> Stated goal: For this exercise, repeat all of the material verbatim apart from its images.

> Supplied material:

□ □ □ □ □ □ □

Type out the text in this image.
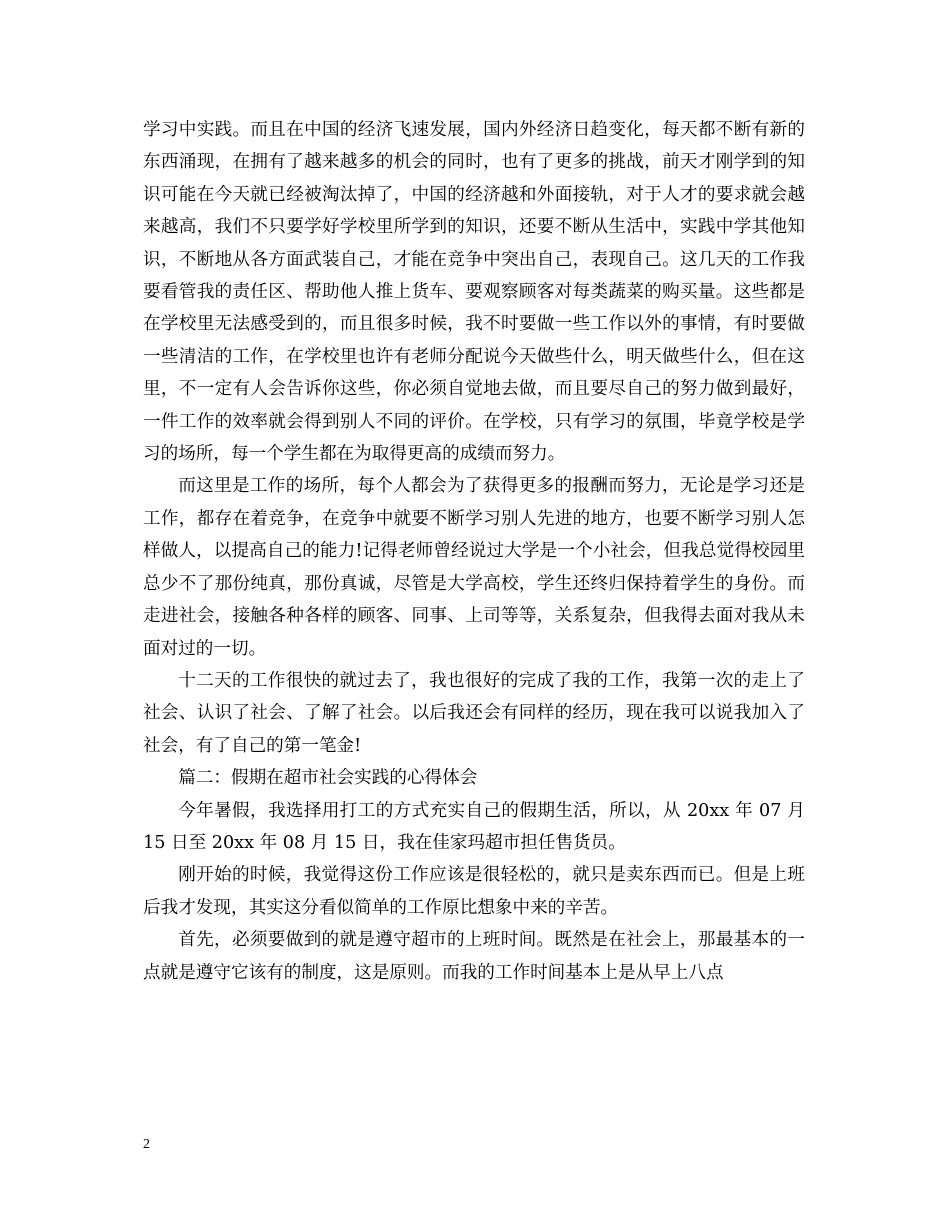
学习中实践。而且在中国的经济飞速发展，国内外经济日趋变化，每天都不断有新的东西涌现，在拥有了越来越多的机会的同时，也有了更多的挑战，前天才刚学到的知识可能在今天就已经被淘汰掉了，中国的经济越和外面接轨，对于人才的要求就会越来越高，我们不只要学好学校里所学到的知识，还要不断从生活中，实践中学其他知识，不断地从各方面武装自己，才能在竞争中突出自己，表现自己。这几天的工作我要看管我的责任区、帮助他人推上货车、要观察顾客对每类蔬菜的购买量。这些都是在学校里无法感受到的，而且很多时候，我不时要做一些工作以外的事情，有时要做一些清洁的工作，在学校里也许有老师分配说今天做些什么，明天做些什么，但在这里，不一定有人会告诉你这些，你必须自觉地去做，而且要尽自己的努力做到最好，一件工作的效率就会得到别人不同的评价。在学校，只有学习的氛围，毕竟学校是学习的场所，每一个学生都在为取得更高的成绩而努力。

而这里是工作的场所，每个人都会为了获得更多的报酬而努力，无论是学习还是工作，都存在着竞争，在竞争中就要不断学习别人先进的地方，也要不断学习别人怎样做人，以提高自己的能力!记得老师曾经说过大学是一个小社会，但我总觉得校园里总少不了那份纯真，那份真诚，尽管是大学高校，学生还终归保持着学生的身份。而走进社会，接触各种各样的顾客、同事、上司等等，关系复杂，但我得去面对我从未面对过的一切。

十二天的工作很快的就过去了，我也很好的完成了我的工作，我第一次的走上了社会、认识了社会、了解了社会。以后我还会有同样的经历，现在我可以说我加入了社会，有了自己的第一笔金!

篇二：假期在超市社会实践的心得体会

今年暑假，我选择用打工的方式充实自己的假期生活，所以，从 20xx 年 07 月 15 日至 20xx 年 08 月 15 日，我在佳家玛超市担任售货员。

刚开始的时候，我觉得这份工作应该是很轻松的，就只是卖东西而已。但是上班后我才发现，其实这分看似简单的工作原比想象中来的辛苦。

首先，必须要做到的就是遵守超市的上班时间。既然是在社会上，那最基本的一点就是遵守它该有的制度，这是原则。而我的工作时间基本上是从早上八点

2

□ □ □ □ □ □ □

> Response:
Type out the text in this image.
学习中实践。而且在中国的经济飞速发展，国内外经济日趋变化，每天都不断有新的东西涌现，在拥有了越来越多的机会的同时，也有了更多的挑战，前天才刚学到的知识可能在今天就已经被淘汰掉了，中国的经济越和外面接轨，对于人才的要求就会越来越高，我们不只要学好学校里所学到的知识，还要不断从生活中，实践中学其他知识，不断地从各方面武装自己，才能在竞争中突出自己，表现自己。这几天的工作我要看管我的责任区、帮助他人推上货车、要观察顾客对每类蔬菜的购买量。这些都是在学校里无法感受到的，而且很多时候，我不时要做一些工作以外的事情，有时要做一些清洁的工作，在学校里也许有老师分配说今天做些什么，明天做些什么，但在这里，不一定有人会告诉你这些，你必须自觉地去做，而且要尽自己的努力做到最好，一件工作的效率就会得到别人不同的评价。在学校，只有学习的氛围，毕竟学校是学习的场所，每一个学生都在为取得更高的成绩而努力。

而这里是工作的场所，每个人都会为了获得更多的报酬而努力，无论是学习还是工作，都存在着竞争，在竞争中就要不断学习别人先进的地方，也要不断学习别人怎样做人，以提高自己的能力!记得老师曾经说过大学是一个小社会，但我总觉得校园里总少不了那份纯真，那份真诚，尽管是大学高校，学生还终归保持着学生的身份。而走进社会，接触各种各样的顾客、同事、上司等等，关系复杂，但我得去面对我从未面对过的一切。

十二天的工作很快的就过去了，我也很好的完成了我的工作，我第一次的走上了社会、认识了社会、了解了社会。以后我还会有同样的经历，现在我可以说我加入了社会，有了自己的第一笔金!

篇二：假期在超市社会实践的心得体会

今年暑假，我选择用打工的方式充实自己的假期生活，所以，从 20xx 年 07 月 15 日至 20xx 年 08 月 15 日，我在佳家玛超市担任售货员。

刚开始的时候，我觉得这份工作应该是很轻松的，就只是卖东西而已。但是上班后我才发现，其实这分看似简单的工作原比想象中来的辛苦。

首先，必须要做到的就是遵守超市的上班时间。既然是在社会上，那最基本的一点就是遵守它该有的制度，这是原则。而我的工作时间基本上是从早上八点

2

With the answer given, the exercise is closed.